— PROBLEM STATEMENT —
Take the data that follows and retype it word for word.

***** SUPPLIED MATERIAL

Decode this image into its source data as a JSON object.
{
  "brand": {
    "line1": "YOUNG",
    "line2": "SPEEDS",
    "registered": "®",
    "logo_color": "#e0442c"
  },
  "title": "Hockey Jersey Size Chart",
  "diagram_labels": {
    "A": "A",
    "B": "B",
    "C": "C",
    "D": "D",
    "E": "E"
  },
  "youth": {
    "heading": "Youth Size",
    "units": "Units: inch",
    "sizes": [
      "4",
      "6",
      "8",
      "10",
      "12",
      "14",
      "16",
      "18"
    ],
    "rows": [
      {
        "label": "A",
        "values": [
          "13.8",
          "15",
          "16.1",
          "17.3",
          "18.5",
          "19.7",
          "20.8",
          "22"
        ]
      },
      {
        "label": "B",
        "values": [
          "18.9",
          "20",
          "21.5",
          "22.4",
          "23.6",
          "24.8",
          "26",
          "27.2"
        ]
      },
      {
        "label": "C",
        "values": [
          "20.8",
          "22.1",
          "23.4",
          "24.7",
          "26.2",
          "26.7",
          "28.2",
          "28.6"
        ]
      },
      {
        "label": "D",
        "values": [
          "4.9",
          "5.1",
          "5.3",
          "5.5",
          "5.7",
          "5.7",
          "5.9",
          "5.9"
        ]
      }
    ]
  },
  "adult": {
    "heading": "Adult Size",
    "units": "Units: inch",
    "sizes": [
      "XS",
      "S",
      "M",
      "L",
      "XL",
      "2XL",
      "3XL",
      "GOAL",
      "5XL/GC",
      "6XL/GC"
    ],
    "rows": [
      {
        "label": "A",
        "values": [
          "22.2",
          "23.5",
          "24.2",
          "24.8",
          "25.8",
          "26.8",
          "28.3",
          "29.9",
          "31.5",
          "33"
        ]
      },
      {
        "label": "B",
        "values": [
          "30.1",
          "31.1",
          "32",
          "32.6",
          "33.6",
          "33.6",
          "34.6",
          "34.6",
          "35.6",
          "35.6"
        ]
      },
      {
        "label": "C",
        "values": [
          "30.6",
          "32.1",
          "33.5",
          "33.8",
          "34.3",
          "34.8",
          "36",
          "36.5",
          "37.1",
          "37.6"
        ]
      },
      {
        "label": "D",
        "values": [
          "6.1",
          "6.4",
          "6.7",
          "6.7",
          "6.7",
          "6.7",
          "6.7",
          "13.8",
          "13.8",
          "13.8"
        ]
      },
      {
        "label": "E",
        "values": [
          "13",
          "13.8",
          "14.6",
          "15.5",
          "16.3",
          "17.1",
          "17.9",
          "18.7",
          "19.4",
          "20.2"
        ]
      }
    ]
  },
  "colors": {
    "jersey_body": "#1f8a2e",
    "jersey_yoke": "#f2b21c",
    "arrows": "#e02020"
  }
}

**********

— RIGHT ANSWER —
Decode this image into its source data as a JSON object.
{
  "brand": {
    "line1": "YOUNG",
    "line2": "SPEEDS",
    "registered": "®",
    "logo_color": "#e0442c"
  },
  "title": "Hockey Jersey Size Chart",
  "diagram_labels": {
    "A": "A",
    "B": "B",
    "C": "C",
    "D": "D",
    "E": "E"
  },
  "youth": {
    "heading": "Youth Size",
    "units": "Units: inch",
    "sizes": [
      "4",
      "6",
      "8",
      "10",
      "12",
      "14",
      "16",
      "18"
    ],
    "rows": [
      {
        "label": "A",
        "values": [
          "13.8",
          "15",
          "16.1",
          "17.3",
          "18.5",
          "19.7",
          "20.8",
          "22"
        ]
      },
      {
        "label": "B",
        "values": [
          "18.9",
          "20",
          "21.5",
          "22.4",
          "23.6",
          "24.8",
          "26",
          "27.2"
        ]
      },
      {
        "label": "C",
        "values": [
          "20.8",
          "22.1",
          "23.4",
          "24.7",
          "26.2",
          "26.7",
          "28.2",
          "28.6"
        ]
      },
      {
        "label": "D",
        "values": [
          "4.9",
          "5.1",
          "5.3",
          "5.5",
          "5.7",
          "5.7",
          "5.9",
          "5.9"
        ]
      }
    ]
  },
  "adult": {
    "heading": "Adult Size",
    "units": "Units: inch",
    "sizes": [
      "XS",
      "S",
      "M",
      "L",
      "XL",
      "2XL",
      "3XL",
      "GOAL",
      "5XL/GC",
      "6XL/GC"
    ],
    "rows": [
      {
        "label": "A",
        "values": [
          "22.2",
          "23.5",
          "24.2",
          "24.8",
          "25.8",
          "26.8",
          "28.3",
          "29.9",
          "31.5",
          "33"
        ]
      },
      {
        "label": "B",
        "values": [
          "30.1",
          "31.1",
          "32",
          "32.6",
          "33.6",
          "33.6",
          "34.6",
          "34.6",
          "35.6",
          "35.6"
        ]
      },
      {
        "label": "C",
        "values": [
          "30.6",
          "32.1",
          "33.5",
          "33.8",
          "34.3",
          "34.8",
          "36",
          "36.5",
          "37.1",
          "37.6"
        ]
      },
      {
        "label": "D",
        "values": [
          "6.1",
          "6.4",
          "6.7",
          "6.7",
          "6.7",
          "6.7",
          "6.7",
          "13.8",
          "13.8",
          "13.8"
        ]
      },
      {
        "label": "E",
        "values": [
          "13",
          "13.8",
          "14.6",
          "15.5",
          "16.3",
          "17.1",
          "17.9",
          "18.7",
          "19.4",
          "20.2"
        ]
      }
    ]
  },
  "colors": {
    "jersey_body": "#1f8a2e",
    "jersey_yoke": "#f2b21c",
    "arrows": "#e02020"
  }
}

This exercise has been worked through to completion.